• _To do_
Count the lines in the entries below that contain the string "行业中位数", and give only that number.
>> START Given entries
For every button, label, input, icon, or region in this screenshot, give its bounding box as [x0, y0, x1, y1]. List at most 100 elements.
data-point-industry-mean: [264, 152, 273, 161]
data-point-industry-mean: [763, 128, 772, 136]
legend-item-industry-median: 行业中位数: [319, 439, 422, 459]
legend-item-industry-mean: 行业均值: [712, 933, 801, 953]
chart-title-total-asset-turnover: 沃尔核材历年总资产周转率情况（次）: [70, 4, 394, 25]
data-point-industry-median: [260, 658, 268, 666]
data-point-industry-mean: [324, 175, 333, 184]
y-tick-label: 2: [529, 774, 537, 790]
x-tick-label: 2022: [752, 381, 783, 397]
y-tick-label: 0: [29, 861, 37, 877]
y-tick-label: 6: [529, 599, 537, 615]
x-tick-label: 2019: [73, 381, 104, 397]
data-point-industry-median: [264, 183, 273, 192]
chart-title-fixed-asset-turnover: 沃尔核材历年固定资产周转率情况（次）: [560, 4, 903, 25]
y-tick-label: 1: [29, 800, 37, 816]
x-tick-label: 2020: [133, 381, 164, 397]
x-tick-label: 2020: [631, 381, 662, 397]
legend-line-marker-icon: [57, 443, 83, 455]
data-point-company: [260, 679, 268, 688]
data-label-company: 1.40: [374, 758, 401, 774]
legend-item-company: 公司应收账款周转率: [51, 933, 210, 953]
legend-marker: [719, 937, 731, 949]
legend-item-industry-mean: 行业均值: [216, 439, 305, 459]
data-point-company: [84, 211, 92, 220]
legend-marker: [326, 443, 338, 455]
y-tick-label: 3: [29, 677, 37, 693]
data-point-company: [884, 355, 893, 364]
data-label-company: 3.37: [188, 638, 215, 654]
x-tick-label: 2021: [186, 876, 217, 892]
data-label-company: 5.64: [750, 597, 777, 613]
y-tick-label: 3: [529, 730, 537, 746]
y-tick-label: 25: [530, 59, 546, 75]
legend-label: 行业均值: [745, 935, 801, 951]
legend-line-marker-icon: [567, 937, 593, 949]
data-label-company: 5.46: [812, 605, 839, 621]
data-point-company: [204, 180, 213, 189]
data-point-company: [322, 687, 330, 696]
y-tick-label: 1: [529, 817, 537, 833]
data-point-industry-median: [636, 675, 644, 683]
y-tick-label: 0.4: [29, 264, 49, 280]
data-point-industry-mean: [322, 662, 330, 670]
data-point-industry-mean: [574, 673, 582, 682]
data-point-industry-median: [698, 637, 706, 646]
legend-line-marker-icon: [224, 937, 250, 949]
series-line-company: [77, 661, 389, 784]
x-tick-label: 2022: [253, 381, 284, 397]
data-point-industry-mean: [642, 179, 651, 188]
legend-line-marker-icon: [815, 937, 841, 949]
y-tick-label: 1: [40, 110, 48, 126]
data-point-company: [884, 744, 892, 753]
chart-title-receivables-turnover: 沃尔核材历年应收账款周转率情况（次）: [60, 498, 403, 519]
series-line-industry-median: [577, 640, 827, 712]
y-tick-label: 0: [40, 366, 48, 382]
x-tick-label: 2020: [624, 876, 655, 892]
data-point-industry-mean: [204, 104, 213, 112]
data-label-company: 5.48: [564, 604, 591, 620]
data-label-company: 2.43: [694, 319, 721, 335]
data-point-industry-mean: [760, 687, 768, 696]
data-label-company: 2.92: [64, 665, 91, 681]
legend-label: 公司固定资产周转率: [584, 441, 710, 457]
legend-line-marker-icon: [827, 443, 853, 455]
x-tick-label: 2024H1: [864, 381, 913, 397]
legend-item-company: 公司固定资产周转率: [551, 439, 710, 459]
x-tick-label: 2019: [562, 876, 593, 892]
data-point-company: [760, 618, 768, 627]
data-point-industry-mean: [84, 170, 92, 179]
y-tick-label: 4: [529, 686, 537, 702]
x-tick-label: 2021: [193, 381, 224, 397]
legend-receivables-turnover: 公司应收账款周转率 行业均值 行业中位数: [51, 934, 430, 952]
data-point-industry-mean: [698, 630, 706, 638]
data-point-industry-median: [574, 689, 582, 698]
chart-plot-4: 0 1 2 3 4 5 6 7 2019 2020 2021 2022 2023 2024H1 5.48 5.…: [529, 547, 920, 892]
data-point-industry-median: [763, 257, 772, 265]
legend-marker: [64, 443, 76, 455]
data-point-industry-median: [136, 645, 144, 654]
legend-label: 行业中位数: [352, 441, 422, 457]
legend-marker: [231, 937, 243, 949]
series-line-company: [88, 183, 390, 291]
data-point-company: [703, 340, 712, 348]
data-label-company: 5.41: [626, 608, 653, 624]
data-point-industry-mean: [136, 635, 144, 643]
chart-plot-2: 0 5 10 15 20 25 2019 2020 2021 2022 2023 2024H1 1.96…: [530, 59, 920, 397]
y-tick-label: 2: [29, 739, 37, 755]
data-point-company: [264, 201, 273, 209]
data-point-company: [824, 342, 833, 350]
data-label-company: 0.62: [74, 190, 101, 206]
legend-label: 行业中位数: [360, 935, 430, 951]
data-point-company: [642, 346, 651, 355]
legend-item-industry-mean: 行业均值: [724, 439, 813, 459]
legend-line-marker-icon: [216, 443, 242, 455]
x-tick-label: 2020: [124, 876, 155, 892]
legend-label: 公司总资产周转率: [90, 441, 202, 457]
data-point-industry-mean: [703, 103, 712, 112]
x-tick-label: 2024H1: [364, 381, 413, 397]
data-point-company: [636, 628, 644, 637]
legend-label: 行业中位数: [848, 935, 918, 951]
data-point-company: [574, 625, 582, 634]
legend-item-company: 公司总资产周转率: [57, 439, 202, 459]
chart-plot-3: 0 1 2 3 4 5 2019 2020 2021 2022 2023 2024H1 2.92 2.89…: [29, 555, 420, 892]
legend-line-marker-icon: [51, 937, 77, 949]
>> END Given entries
• _Answer to this task_
5